» **EXERCISE TASK**
Wherever "type" appears in a line, list that line.

A run of records:
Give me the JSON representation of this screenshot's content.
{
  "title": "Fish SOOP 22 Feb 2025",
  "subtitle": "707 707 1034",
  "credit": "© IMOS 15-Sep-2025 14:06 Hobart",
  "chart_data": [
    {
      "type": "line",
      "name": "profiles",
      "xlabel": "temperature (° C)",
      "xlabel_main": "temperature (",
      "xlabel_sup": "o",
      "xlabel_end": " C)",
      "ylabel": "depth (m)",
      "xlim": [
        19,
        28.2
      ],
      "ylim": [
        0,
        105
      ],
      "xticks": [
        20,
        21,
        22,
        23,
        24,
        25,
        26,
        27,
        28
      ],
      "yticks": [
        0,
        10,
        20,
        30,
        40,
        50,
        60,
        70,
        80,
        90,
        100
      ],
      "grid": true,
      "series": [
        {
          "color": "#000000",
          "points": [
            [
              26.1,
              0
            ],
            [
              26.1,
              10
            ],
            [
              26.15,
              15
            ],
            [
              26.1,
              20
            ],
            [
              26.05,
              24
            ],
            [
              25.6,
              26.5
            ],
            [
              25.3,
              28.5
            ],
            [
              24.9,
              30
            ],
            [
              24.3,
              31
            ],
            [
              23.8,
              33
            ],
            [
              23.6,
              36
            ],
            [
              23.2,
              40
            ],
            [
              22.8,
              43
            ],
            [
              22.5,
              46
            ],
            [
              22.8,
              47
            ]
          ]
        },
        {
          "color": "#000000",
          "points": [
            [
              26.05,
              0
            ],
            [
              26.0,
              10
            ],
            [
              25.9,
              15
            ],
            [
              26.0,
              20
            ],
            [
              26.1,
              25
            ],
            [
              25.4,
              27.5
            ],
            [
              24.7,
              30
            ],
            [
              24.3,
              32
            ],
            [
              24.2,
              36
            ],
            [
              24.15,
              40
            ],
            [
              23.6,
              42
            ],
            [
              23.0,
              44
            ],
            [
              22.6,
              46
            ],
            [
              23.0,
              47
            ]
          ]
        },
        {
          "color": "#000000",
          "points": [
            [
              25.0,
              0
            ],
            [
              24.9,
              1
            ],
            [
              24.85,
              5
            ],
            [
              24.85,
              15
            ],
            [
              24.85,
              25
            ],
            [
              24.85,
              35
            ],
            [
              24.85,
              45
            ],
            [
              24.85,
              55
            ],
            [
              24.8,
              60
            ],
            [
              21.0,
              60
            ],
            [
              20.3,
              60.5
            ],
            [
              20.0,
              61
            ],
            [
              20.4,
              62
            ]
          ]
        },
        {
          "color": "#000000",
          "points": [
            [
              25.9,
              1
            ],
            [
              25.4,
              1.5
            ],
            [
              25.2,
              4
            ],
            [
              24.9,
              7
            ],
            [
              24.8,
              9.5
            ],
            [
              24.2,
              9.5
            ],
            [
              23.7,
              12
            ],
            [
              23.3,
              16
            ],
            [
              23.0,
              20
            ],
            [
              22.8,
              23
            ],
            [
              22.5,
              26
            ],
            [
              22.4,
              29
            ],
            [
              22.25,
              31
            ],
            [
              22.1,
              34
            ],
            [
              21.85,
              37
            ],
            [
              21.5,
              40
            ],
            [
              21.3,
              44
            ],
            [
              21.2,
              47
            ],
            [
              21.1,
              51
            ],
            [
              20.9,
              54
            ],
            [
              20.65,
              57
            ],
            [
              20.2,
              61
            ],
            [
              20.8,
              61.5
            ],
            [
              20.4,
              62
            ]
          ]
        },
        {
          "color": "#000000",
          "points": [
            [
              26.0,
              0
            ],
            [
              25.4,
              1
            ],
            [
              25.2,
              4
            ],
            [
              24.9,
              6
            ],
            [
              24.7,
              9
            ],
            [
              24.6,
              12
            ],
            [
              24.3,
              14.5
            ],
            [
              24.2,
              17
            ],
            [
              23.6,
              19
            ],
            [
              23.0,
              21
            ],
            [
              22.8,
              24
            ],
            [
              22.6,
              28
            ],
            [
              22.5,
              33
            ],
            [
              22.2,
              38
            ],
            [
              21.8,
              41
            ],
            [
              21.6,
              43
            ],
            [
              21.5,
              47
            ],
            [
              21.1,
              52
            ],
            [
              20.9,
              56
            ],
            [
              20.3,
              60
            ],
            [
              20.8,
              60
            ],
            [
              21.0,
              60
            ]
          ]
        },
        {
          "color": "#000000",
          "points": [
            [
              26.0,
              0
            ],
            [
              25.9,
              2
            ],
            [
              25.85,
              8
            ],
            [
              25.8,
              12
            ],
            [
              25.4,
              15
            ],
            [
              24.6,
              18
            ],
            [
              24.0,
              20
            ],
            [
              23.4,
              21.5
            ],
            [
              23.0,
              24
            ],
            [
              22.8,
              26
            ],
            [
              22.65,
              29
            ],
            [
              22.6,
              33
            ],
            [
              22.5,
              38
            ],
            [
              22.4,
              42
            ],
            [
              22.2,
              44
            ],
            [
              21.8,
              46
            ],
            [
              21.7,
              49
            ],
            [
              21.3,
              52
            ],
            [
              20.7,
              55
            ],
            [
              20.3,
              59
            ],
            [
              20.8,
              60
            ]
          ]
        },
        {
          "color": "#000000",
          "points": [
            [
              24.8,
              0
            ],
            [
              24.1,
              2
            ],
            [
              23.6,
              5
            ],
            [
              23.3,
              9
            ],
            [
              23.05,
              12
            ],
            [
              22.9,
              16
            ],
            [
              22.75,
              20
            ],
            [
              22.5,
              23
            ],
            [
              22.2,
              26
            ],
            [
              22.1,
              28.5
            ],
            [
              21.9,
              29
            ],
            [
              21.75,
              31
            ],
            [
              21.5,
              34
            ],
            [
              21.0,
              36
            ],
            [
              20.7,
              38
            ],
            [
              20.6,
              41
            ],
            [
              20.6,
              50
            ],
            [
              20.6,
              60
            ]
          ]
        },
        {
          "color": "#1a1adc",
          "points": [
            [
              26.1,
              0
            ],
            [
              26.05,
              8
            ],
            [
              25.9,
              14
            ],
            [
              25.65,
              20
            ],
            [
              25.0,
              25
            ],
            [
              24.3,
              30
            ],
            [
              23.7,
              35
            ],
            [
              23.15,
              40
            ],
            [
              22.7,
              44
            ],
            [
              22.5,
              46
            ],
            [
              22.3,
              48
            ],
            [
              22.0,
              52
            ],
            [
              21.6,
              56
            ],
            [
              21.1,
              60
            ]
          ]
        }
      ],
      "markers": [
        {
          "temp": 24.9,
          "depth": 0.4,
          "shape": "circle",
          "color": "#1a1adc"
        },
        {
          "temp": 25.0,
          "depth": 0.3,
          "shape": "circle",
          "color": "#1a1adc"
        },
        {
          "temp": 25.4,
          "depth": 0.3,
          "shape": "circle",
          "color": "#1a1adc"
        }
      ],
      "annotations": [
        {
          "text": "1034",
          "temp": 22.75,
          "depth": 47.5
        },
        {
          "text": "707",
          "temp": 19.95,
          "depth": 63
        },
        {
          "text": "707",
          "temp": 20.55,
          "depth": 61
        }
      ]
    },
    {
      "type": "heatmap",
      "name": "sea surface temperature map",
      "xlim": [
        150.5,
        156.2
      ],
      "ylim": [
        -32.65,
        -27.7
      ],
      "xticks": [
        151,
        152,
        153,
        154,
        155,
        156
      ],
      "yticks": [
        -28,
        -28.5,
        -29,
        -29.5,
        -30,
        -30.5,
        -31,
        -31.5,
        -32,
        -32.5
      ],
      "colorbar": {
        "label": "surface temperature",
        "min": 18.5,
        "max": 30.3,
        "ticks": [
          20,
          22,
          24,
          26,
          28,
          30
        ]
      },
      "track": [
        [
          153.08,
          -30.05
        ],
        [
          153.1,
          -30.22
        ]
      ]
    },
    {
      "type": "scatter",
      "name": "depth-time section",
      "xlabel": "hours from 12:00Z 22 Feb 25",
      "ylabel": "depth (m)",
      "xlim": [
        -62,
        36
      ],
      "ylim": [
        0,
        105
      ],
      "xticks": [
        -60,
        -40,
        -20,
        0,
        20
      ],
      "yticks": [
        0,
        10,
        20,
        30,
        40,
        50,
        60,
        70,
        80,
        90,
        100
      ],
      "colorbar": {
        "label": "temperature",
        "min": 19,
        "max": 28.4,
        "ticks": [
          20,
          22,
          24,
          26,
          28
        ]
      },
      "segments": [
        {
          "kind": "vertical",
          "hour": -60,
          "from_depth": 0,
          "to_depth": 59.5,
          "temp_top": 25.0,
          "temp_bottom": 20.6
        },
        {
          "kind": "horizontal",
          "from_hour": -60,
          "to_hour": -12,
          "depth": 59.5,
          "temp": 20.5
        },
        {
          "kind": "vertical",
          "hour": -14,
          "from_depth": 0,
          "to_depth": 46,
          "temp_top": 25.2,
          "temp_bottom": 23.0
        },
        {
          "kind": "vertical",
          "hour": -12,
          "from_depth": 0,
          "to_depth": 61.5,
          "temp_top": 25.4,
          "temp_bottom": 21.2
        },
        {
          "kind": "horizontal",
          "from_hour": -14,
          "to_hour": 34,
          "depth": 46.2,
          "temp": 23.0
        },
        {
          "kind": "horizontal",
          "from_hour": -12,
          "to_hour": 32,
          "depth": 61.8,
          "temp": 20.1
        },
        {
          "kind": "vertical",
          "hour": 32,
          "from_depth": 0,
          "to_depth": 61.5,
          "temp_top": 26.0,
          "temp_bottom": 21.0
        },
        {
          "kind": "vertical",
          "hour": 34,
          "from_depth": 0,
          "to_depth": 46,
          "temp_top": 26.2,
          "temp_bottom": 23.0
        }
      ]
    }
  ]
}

» **SOLUTION**
      "type": "line",
      "type": "heatmap",
      "type": "scatter",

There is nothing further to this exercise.